**SET TASK:**
Print the data exactly as it is given, please.

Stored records
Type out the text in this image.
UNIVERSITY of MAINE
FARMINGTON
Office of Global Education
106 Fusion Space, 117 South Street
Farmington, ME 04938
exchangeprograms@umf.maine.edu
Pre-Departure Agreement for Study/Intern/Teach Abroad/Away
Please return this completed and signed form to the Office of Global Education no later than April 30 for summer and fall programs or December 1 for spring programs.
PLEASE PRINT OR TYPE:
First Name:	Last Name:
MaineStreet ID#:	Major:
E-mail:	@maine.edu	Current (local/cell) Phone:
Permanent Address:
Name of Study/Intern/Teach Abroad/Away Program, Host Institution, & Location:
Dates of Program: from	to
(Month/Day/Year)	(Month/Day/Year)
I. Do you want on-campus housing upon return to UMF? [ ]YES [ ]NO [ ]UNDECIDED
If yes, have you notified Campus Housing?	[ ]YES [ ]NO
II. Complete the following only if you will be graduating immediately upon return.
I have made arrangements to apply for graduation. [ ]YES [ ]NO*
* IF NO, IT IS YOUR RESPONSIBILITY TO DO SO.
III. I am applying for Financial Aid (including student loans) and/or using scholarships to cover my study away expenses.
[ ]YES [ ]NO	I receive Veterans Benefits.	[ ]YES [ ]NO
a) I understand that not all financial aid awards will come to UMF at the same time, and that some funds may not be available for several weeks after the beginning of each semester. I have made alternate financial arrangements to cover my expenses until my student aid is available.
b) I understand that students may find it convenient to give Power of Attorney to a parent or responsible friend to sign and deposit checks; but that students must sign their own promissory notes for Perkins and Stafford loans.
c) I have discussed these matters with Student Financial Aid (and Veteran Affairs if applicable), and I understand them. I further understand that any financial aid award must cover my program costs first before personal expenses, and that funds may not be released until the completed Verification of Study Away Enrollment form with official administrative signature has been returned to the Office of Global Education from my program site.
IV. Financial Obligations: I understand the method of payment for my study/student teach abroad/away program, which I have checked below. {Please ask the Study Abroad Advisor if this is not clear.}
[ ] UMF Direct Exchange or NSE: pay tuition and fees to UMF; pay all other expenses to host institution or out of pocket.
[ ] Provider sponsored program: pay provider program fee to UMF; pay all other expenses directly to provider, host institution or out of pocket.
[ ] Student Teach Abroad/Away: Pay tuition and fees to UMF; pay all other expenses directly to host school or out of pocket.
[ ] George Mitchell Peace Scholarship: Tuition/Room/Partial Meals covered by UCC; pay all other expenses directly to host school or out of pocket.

**RESPONSE FOR THIS EXERCISE:**
Type out the text in this image.
UNIVERSITY of MAINE
FARMINGTON
Office of Global Education
106 Fusion Space, 117 South Street
Farmington, ME 04938
exchangeprograms@umf.maine.edu
Pre-Departure Agreement for Study/Intern/Teach Abroad/Away
Please return this completed and signed form to the Office of Global Education no later than April 30 for summer and fall programs or December 1 for spring programs.
PLEASE PRINT OR TYPE:
First Name:	Last Name:
MaineStreet ID#:	Major:
E-mail:	@maine.edu	Current (local/cell) Phone:
Permanent Address:
Name of Study/Intern/Teach Abroad/Away Program, Host Institution, & Location:
Dates of Program: from	to
(Month/Day/Year)	(Month/Day/Year)
I. Do you want on-campus housing upon return to UMF? [ ]YES [ ]NO [ ]UNDECIDED
If yes, have you notified Campus Housing?	[ ]YES [ ]NO
II. Complete the following only if you will be graduating immediately upon return.
I have made arrangements to apply for graduation. [ ]YES [ ]NO*
* IF NO, IT IS YOUR RESPONSIBILITY TO DO SO.
III. I am applying for Financial Aid (including student loans) and/or using scholarships to cover my study away expenses.
[ ]YES [ ]NO	I receive Veterans Benefits.	[ ]YES [ ]NO
a) I understand that not all financial aid awards will come to UMF at the same time, and that some funds may not be available for several weeks after the beginning of each semester. I have made alternate financial arrangements to cover my expenses until my student aid is available.
b) I understand that students may find it convenient to give Power of Attorney to a parent or responsible friend to sign and deposit checks; but that students must sign their own promissory notes for Perkins and Stafford loans.
c) I have discussed these matters with Student Financial Aid (and Veteran Affairs if applicable), and I understand them. I further understand that any financial aid award must cover my program costs first before personal expenses, and that funds may not be released until the completed Verification of Study Away Enrollment form with official administrative signature has been returned to the Office of Global Education from my program site.
IV. Financial Obligations: I understand the method of payment for my study/student teach abroad/away program, which I have checked below. {Please ask the Study Abroad Advisor if this is not clear.}
[ ] UMF Direct Exchange or NSE: pay tuition and fees to UMF; pay all other expenses to host institution or out of pocket.
[ ] Provider sponsored program: pay provider program fee to UMF; pay all other expenses directly to provider, host institution or out of pocket.
[ ] Student Teach Abroad/Away: Pay tuition and fees to UMF; pay all other expenses directly to host school or out of pocket.
[ ] George Mitchell Peace Scholarship: Tuition/Room/Partial Meals covered by UCC; pay all other expenses directly to host school or out of pocket.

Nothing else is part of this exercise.